■ **Exercise description**
Word for word, print each line of the listing below; pictures stay out.

■ **Exercise materials**
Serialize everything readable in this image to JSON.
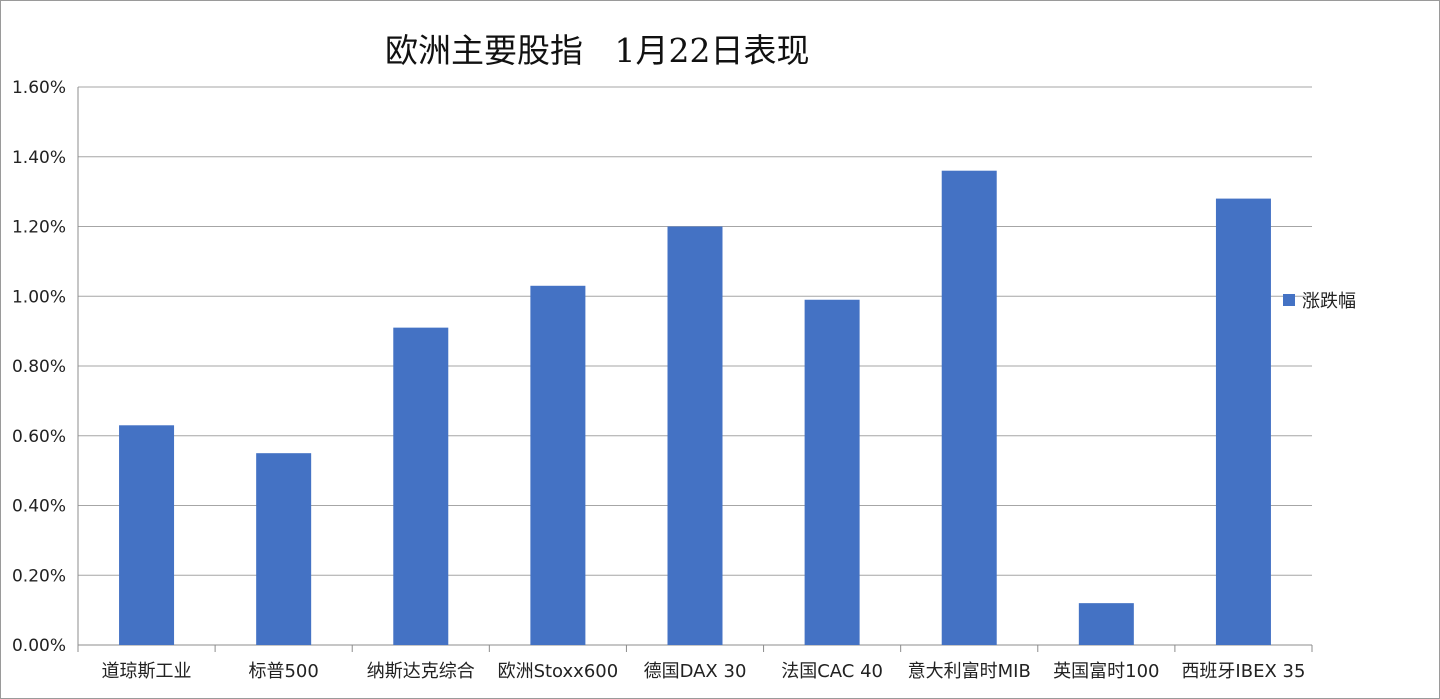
{
  "chart_data": {
    "type": "bar",
    "title": "欧洲主要股指   1月22日表现",
    "categories": [
      "道琼斯工业",
      "标普500",
      "纳斯达克综合",
      "欧洲Stoxx600",
      "德国DAX 30",
      "法国CAC 40",
      "意大利富时MIB",
      "英国富时100",
      "西班牙IBEX 35"
    ],
    "series": [
      {
        "name": "涨跌幅",
        "values": [
          0.63,
          0.55,
          0.91,
          1.03,
          1.2,
          0.99,
          1.36,
          0.12,
          1.28
        ],
        "color": "#4472C4"
      }
    ],
    "yticks": [
      "0.00%",
      "0.20%",
      "0.40%",
      "0.60%",
      "0.80%",
      "1.00%",
      "1.20%",
      "1.40%",
      "1.60%"
    ],
    "ylim": [
      0,
      1.6
    ],
    "grid": true,
    "legend_position": "right"
  }
}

■ **Final answer**
Serialize everything readable in this image to JSON.
{
  "chart_data": {
    "type": "bar",
    "title": "欧洲主要股指   1月22日表现",
    "categories": [
      "道琼斯工业",
      "标普500",
      "纳斯达克综合",
      "欧洲Stoxx600",
      "德国DAX 30",
      "法国CAC 40",
      "意大利富时MIB",
      "英国富时100",
      "西班牙IBEX 35"
    ],
    "series": [
      {
        "name": "涨跌幅",
        "values": [
          0.63,
          0.55,
          0.91,
          1.03,
          1.2,
          0.99,
          1.36,
          0.12,
          1.28
        ],
        "color": "#4472C4"
      }
    ],
    "yticks": [
      "0.00%",
      "0.20%",
      "0.40%",
      "0.60%",
      "0.80%",
      "1.00%",
      "1.20%",
      "1.40%",
      "1.60%"
    ],
    "ylim": [
      0,
      1.6
    ],
    "grid": true,
    "legend_position": "right"
  }
}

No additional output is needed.